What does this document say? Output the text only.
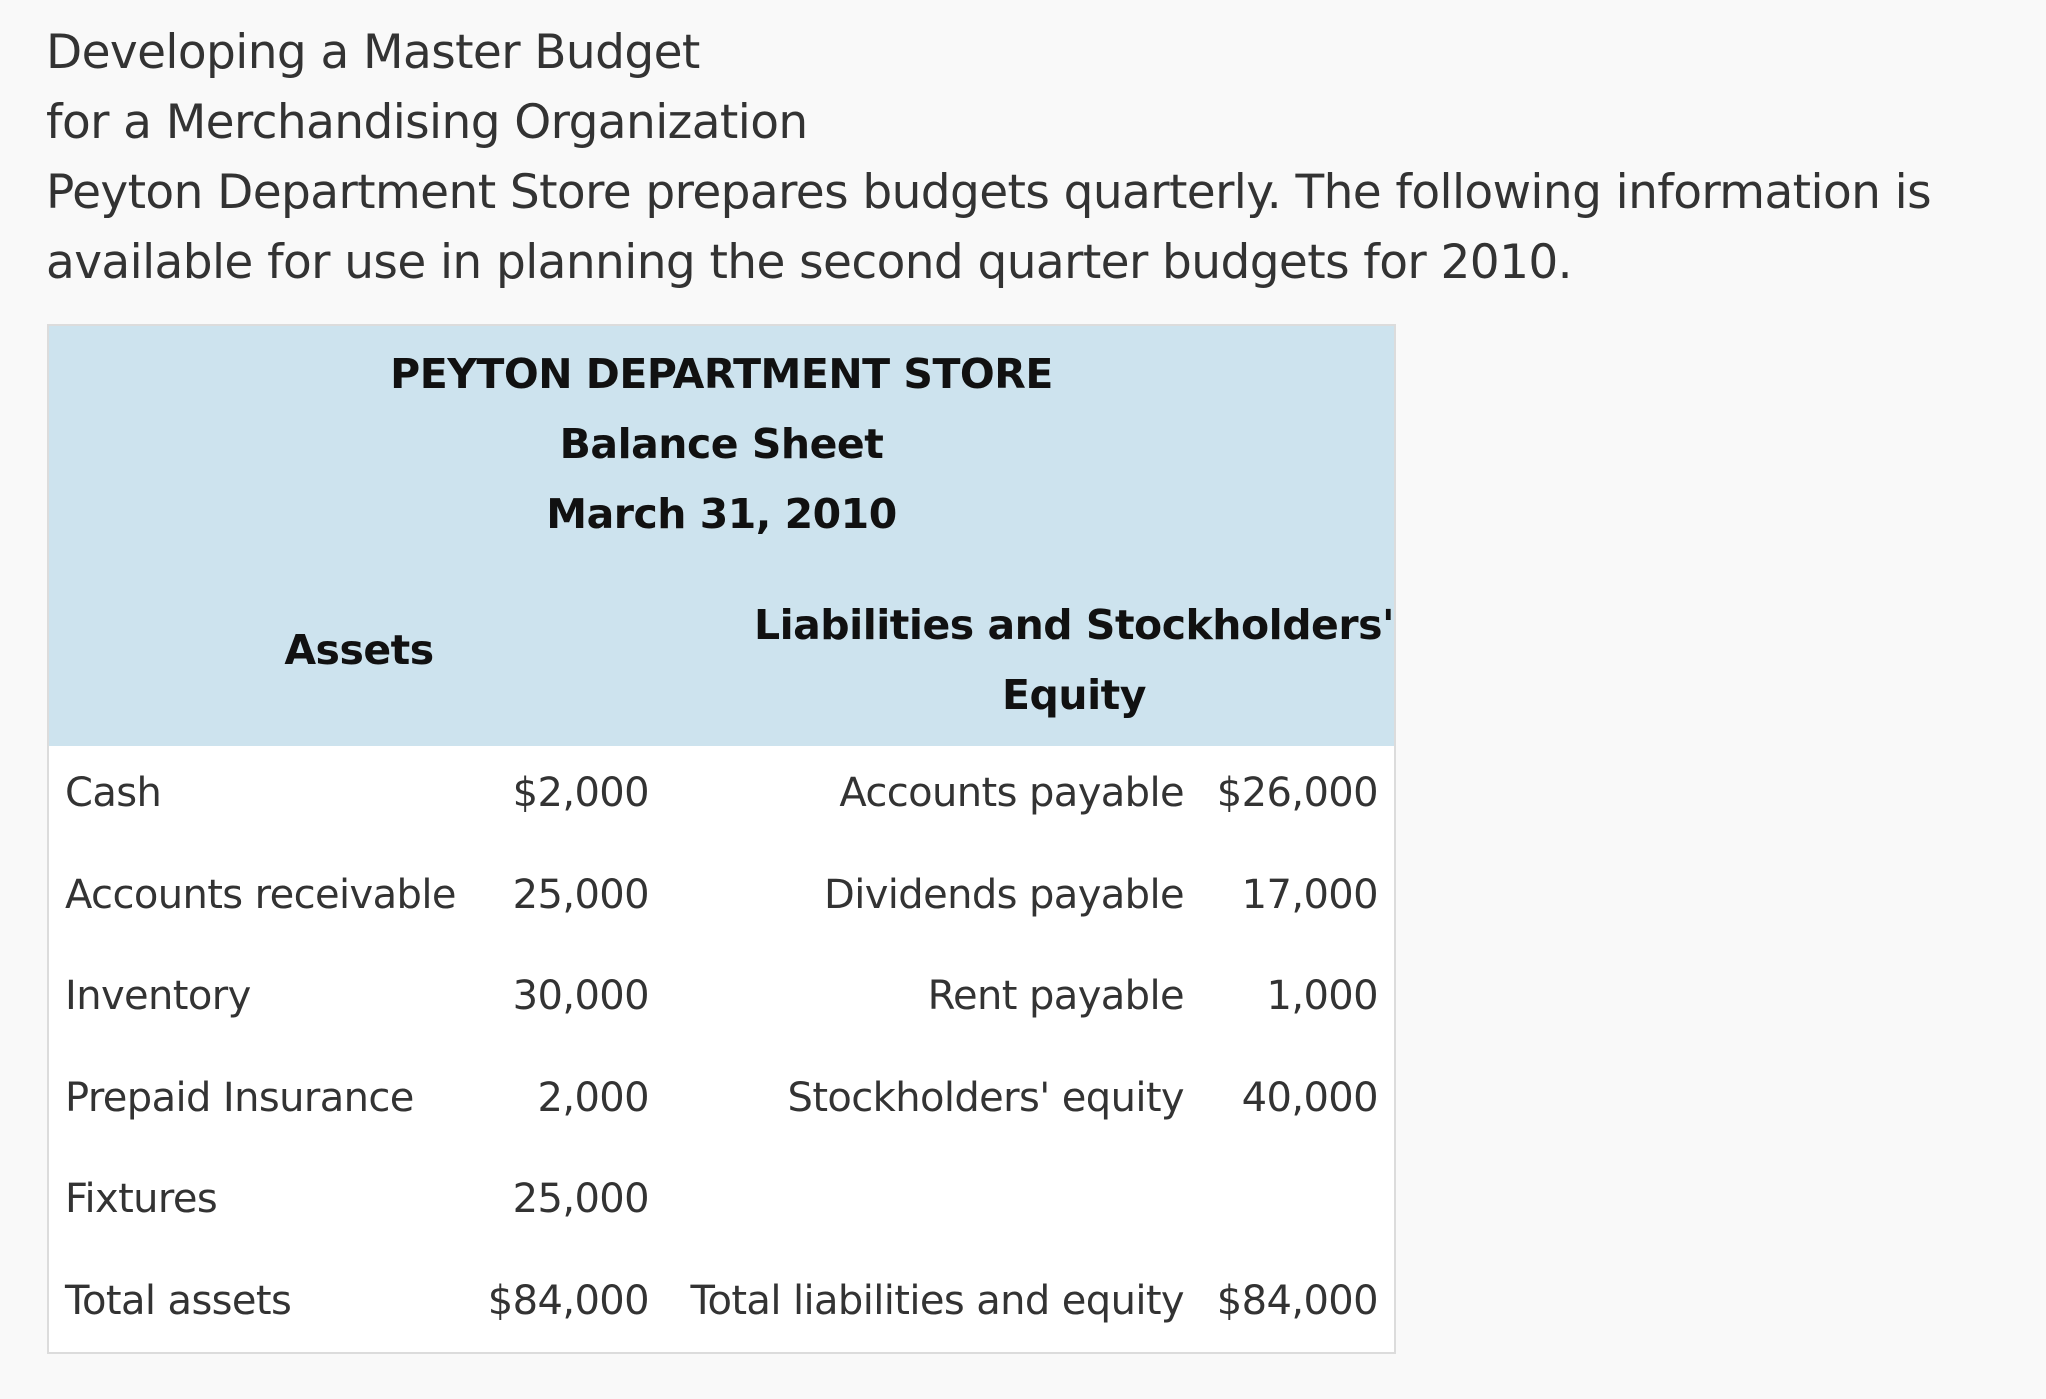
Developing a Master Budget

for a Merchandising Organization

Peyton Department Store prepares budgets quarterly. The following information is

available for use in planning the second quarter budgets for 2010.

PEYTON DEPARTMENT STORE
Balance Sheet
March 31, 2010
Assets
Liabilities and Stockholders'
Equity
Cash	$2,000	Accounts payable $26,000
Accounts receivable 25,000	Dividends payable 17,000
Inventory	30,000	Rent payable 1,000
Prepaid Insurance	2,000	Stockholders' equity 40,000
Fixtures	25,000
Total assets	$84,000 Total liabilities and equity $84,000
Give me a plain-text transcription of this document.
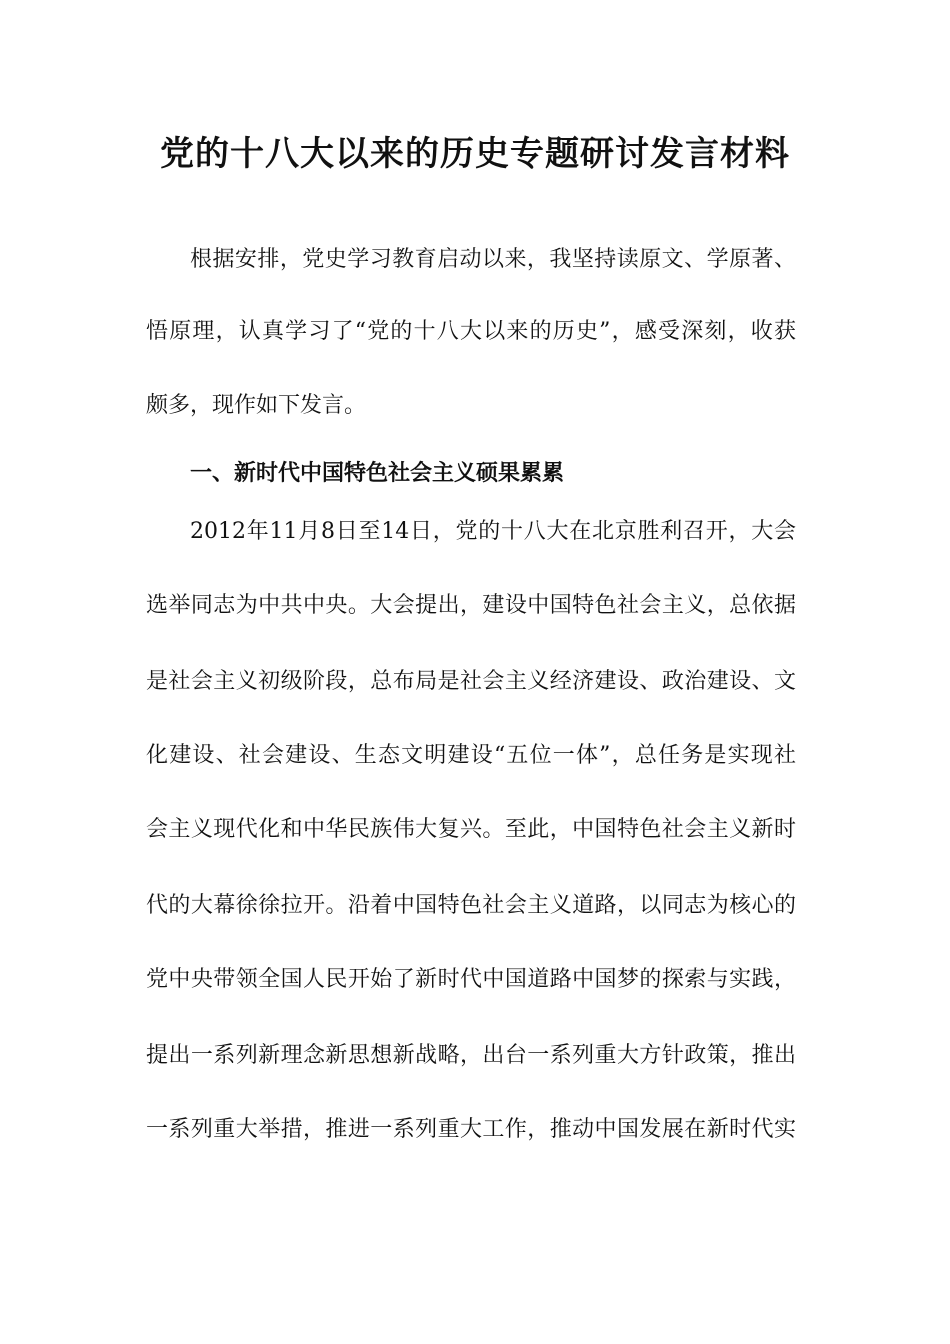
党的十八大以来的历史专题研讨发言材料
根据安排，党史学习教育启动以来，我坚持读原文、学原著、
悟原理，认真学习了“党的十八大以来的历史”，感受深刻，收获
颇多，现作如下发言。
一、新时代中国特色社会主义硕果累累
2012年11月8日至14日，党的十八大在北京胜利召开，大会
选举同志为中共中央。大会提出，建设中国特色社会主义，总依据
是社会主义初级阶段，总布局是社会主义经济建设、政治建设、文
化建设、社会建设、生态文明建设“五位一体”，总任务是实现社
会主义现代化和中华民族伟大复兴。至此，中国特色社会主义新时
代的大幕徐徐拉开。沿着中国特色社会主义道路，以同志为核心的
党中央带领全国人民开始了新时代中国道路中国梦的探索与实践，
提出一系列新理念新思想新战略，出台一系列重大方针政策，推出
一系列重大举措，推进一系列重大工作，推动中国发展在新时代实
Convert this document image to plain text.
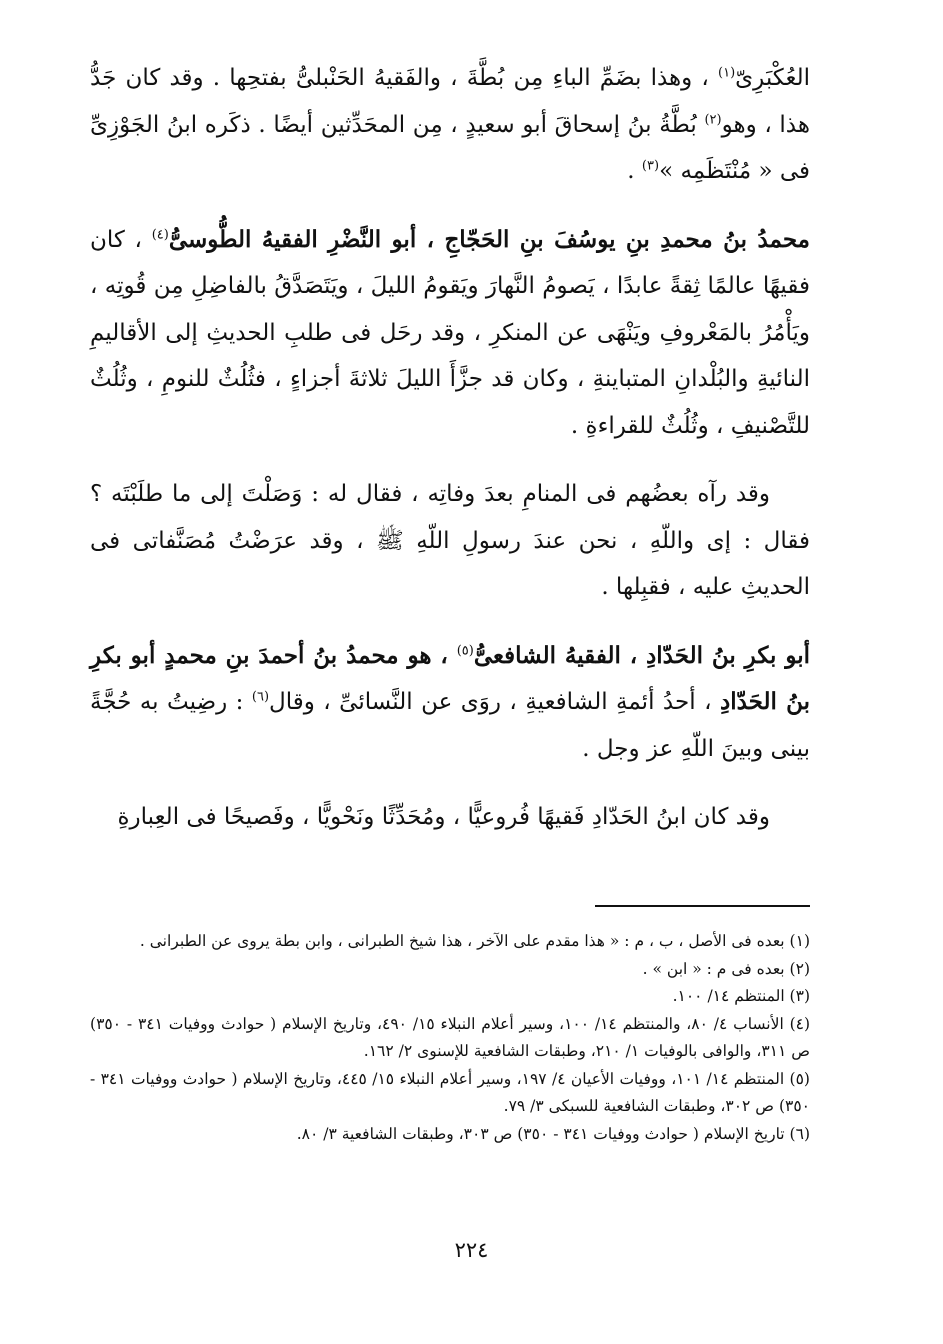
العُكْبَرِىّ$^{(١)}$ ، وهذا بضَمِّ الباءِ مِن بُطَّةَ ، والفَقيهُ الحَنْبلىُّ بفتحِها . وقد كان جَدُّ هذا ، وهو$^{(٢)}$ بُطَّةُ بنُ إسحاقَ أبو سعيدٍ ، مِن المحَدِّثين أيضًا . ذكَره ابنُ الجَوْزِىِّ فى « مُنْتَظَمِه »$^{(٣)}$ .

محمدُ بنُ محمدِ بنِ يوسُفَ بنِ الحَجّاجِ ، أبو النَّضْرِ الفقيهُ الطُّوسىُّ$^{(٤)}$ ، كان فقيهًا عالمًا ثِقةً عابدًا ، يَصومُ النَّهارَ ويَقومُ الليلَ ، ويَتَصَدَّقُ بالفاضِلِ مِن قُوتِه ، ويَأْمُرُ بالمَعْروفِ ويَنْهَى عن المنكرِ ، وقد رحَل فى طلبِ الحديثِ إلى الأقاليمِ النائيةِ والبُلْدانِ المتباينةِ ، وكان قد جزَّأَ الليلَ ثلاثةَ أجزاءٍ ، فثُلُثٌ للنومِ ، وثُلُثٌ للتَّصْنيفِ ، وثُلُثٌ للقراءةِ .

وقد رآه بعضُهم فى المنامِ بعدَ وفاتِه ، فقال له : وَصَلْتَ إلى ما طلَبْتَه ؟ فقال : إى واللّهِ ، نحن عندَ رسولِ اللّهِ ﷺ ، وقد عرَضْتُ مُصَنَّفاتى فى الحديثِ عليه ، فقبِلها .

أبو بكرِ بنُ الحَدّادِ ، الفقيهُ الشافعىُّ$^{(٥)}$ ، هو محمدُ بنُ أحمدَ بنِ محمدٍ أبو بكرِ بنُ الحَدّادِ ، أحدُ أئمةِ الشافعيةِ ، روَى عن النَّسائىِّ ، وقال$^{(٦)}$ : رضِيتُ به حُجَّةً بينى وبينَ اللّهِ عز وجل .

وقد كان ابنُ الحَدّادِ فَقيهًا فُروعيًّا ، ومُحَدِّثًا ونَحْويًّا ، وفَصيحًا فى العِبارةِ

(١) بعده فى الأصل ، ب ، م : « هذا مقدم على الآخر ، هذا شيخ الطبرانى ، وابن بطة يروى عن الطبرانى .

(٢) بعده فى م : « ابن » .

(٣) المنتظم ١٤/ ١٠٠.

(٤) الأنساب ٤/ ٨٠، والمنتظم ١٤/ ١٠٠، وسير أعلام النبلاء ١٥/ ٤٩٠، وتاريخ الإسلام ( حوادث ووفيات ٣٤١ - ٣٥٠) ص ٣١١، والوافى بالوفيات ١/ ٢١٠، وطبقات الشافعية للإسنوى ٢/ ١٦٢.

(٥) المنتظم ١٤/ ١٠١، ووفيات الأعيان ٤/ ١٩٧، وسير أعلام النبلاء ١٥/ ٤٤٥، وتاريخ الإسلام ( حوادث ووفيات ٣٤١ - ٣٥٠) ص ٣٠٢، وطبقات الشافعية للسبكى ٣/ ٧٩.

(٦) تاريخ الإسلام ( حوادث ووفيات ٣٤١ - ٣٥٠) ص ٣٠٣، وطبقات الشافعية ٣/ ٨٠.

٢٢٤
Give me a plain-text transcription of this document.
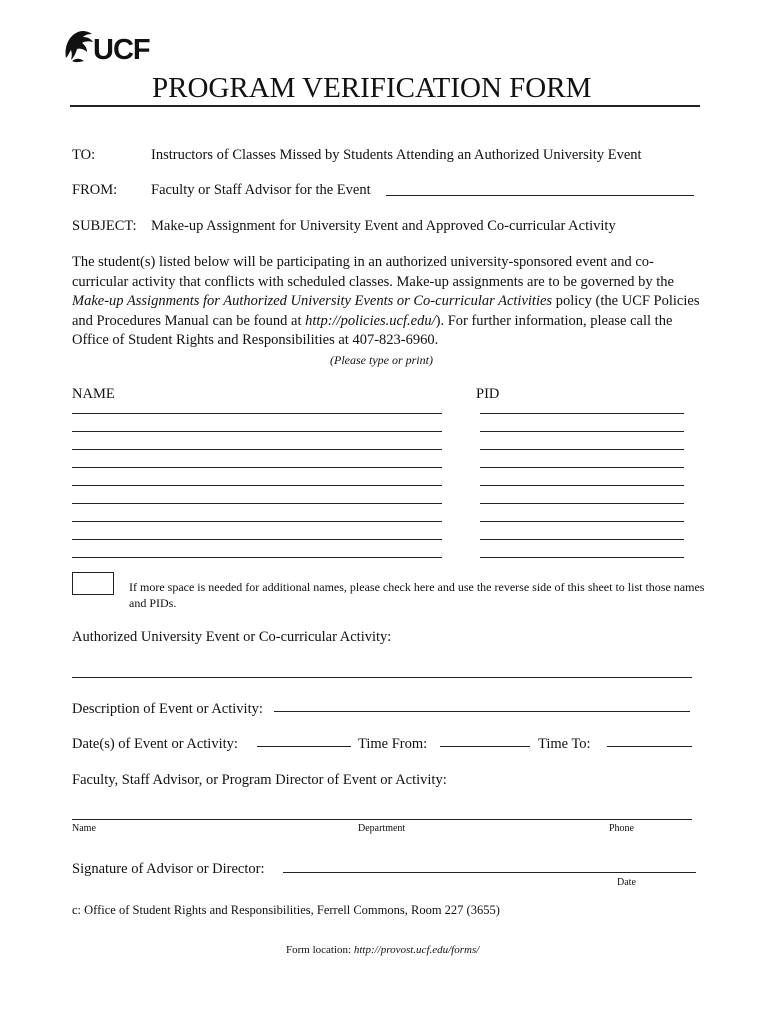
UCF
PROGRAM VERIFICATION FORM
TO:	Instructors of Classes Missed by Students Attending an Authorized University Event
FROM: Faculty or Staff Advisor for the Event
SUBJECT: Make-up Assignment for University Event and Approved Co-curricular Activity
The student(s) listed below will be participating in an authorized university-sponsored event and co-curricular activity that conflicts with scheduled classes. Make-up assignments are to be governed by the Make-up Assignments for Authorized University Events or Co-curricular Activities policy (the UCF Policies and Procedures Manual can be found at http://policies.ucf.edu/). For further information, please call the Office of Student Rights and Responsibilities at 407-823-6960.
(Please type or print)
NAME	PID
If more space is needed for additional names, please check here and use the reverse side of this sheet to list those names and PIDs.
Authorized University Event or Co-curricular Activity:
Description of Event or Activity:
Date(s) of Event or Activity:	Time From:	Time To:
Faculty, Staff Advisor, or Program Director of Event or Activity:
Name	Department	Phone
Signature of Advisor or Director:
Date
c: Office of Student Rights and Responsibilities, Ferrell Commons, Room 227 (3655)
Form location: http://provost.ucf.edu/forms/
···
STATED GOAL
Show all lines from the listing above in which "الشافعية" appears.

WORKED SOLUTION
أبو بكرِ بنُ الحَدّادِ ، الفقيهُ الشافعىُّ$^{(٥)}$ ، هو محمدُ بنُ أحمدَ بنِ محمدٍ أبو بكرِ بنُ الحَدّادِ ، أحدُ أئمةِ الشافعيةِ ، روَى عن النَّسائىِّ ، وقال$^{(٦)}$ : رضِيتُ به حُجَّةً بينى وبينَ اللّهِ عز وجل .
(٤) الأنساب ٤/ ٨٠، والمنتظم ١٤/ ١٠٠، وسير أعلام النبلاء ١٥/ ٤٩٠، وتاريخ الإسلام ( حوادث ووفيات ٣٤١ - ٣٥٠) ص ٣١١، والوافى بالوفيات ١/ ٢١٠، وطبقات الشافعية للإسنوى ٢/ ١٦٢.
(٥) المنتظم ١٤/ ١٠١، ووفيات الأعيان ٤/ ١٩٧، وسير أعلام النبلاء ١٥/ ٤٤٥، وتاريخ الإسلام ( حوادث ووفيات ٣٤١ - ٣٥٠) ص ٣٠٢، وطبقات الشافعية للسبكى ٣/ ٧٩.
(٦) تاريخ الإسلام ( حوادث ووفيات ٣٤١ - ٣٥٠) ص ٣٠٣، وطبقات الشافعية ٣/ ٨٠.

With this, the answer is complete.